WHAT TO WORK ON →
Please transcribe the listing below in full and word for word, without its pictures.

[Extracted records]
+ + + + +

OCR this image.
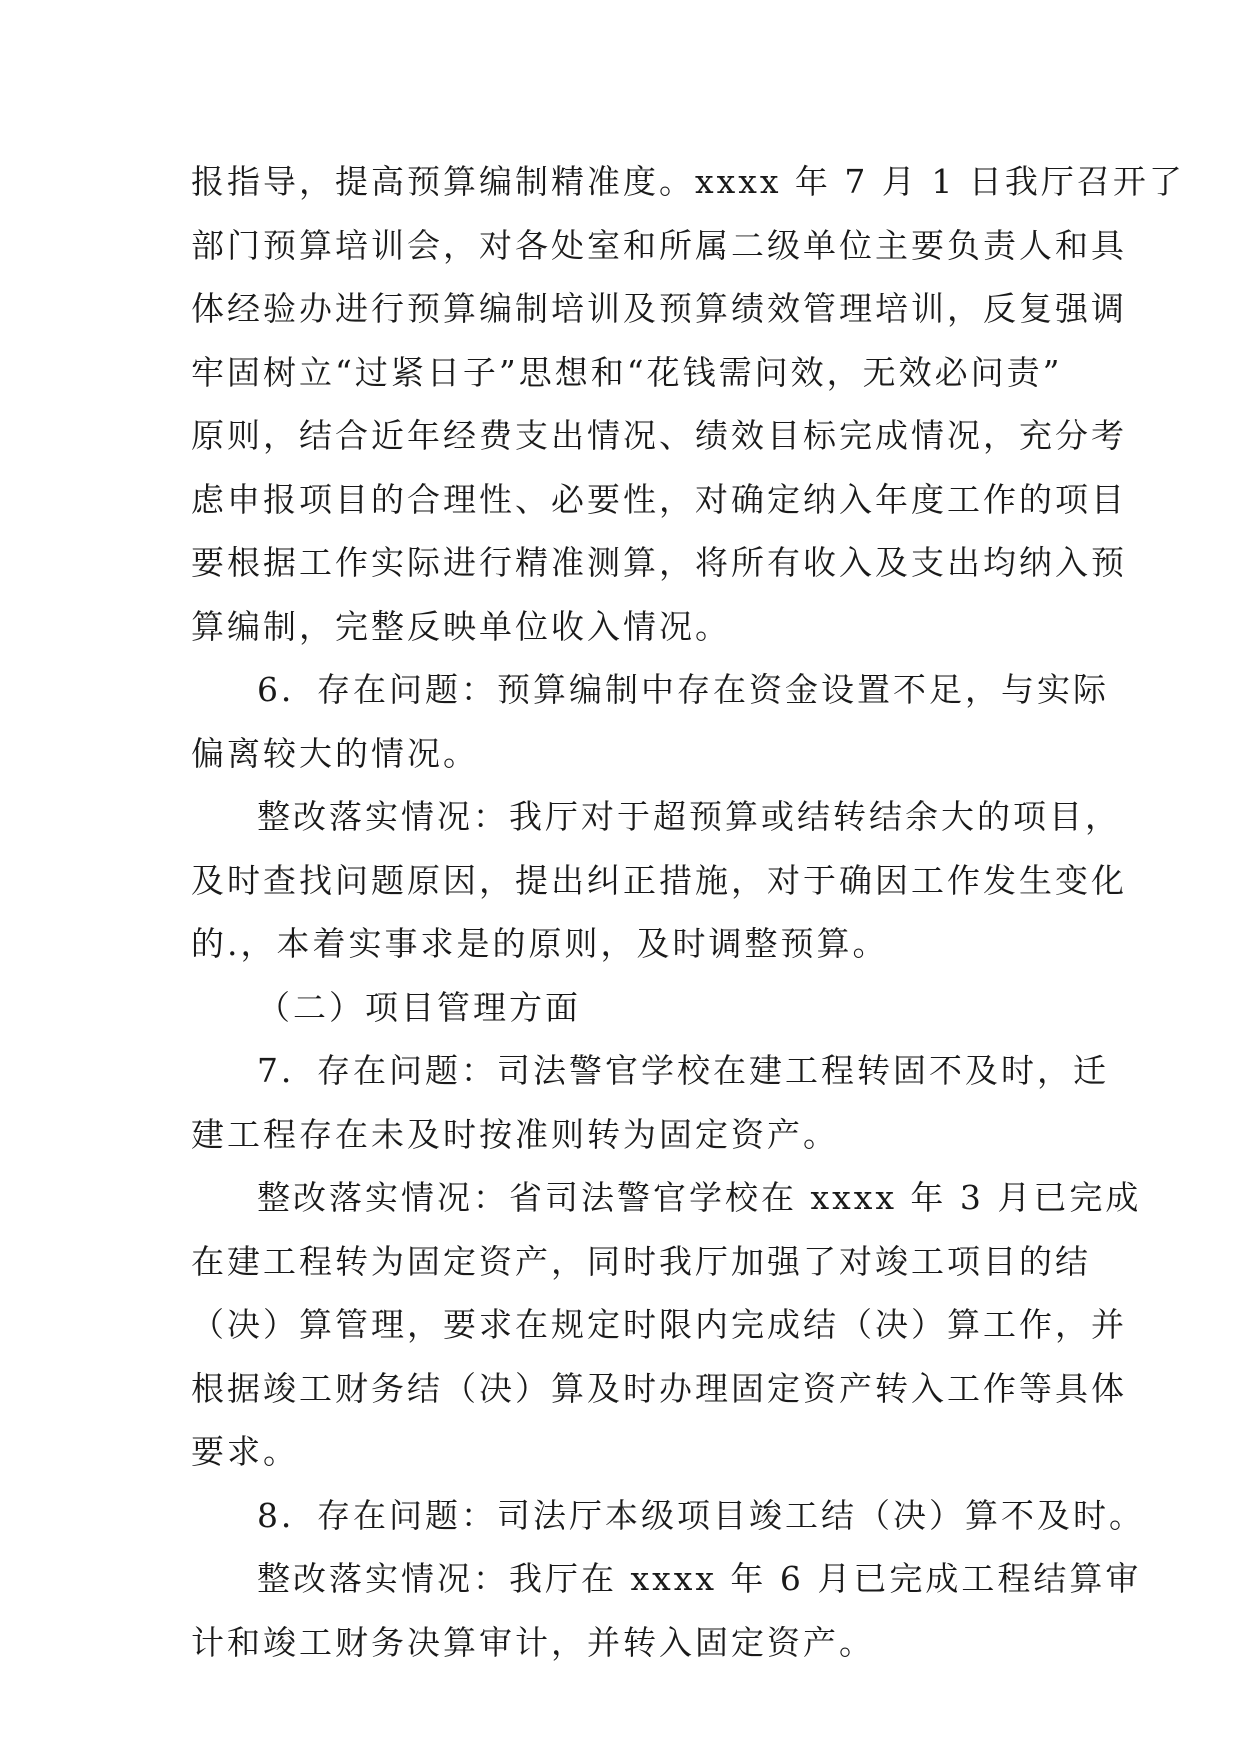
报指导，提高预算编制精准度。xxxx 年 7 月 1 日我厅召开了
部门预算培训会，对各处室和所属二级单位主要负责人和具
体经验办进行预算编制培训及预算绩效管理培训，反复强调
牢固树立“过紧日子”思想和“花钱需问效，无效必问责”
原则，结合近年经费支出情况、绩效目标完成情况，充分考
虑申报项目的合理性、必要性，对确定纳入年度工作的项目
要根据工作实际进行精准测算，将所有收入及支出均纳入预
算编制，完整反映单位收入情况。
6．存在问题：预算编制中存在资金设置不足，与实际
偏离较大的情况。
整改落实情况：我厅对于超预算或结转结余大的项目，
及时查找问题原因，提出纠正措施，对于确因工作发生变化
的.，本着实事求是的原则，及时调整预算。
（二）项目管理方面
7．存在问题：司法警官学校在建工程转固不及时，迁
建工程存在未及时按准则转为固定资产。
整改落实情况：省司法警官学校在 xxxx 年 3 月已完成
在建工程转为固定资产，同时我厅加强了对竣工项目的结
（决）算管理，要求在规定时限内完成结（决）算工作，并
根据竣工财务结（决）算及时办理固定资产转入工作等具体
要求。
8．存在问题：司法厅本级项目竣工结（决）算不及时。
整改落实情况：我厅在 xxxx 年 6 月已完成工程结算审
计和竣工财务决算审计，并转入固定资产。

+ + + + +

ANSWER TO THE PROBLEM →
OCR this image.
报指导，提高预算编制精准度。xxxx 年 7 月 1 日我厅召开了
部门预算培训会，对各处室和所属二级单位主要负责人和具
体经验办进行预算编制培训及预算绩效管理培训，反复强调
牢固树立“过紧日子”思想和“花钱需问效，无效必问责”
原则，结合近年经费支出情况、绩效目标完成情况，充分考
虑申报项目的合理性、必要性，对确定纳入年度工作的项目
要根据工作实际进行精准测算，将所有收入及支出均纳入预
算编制，完整反映单位收入情况。
6．存在问题：预算编制中存在资金设置不足，与实际
偏离较大的情况。
整改落实情况：我厅对于超预算或结转结余大的项目，
及时查找问题原因，提出纠正措施，对于确因工作发生变化
的.，本着实事求是的原则，及时调整预算。
（二）项目管理方面
7．存在问题：司法警官学校在建工程转固不及时，迁
建工程存在未及时按准则转为固定资产。
整改落实情况：省司法警官学校在 xxxx 年 3 月已完成
在建工程转为固定资产，同时我厅加强了对竣工项目的结
（决）算管理，要求在规定时限内完成结（决）算工作，并
根据竣工财务结（决）算及时办理固定资产转入工作等具体
要求。
8．存在问题：司法厅本级项目竣工结（决）算不及时。
整改落实情况：我厅在 xxxx 年 6 月已完成工程结算审
计和竣工财务决算审计，并转入固定资产。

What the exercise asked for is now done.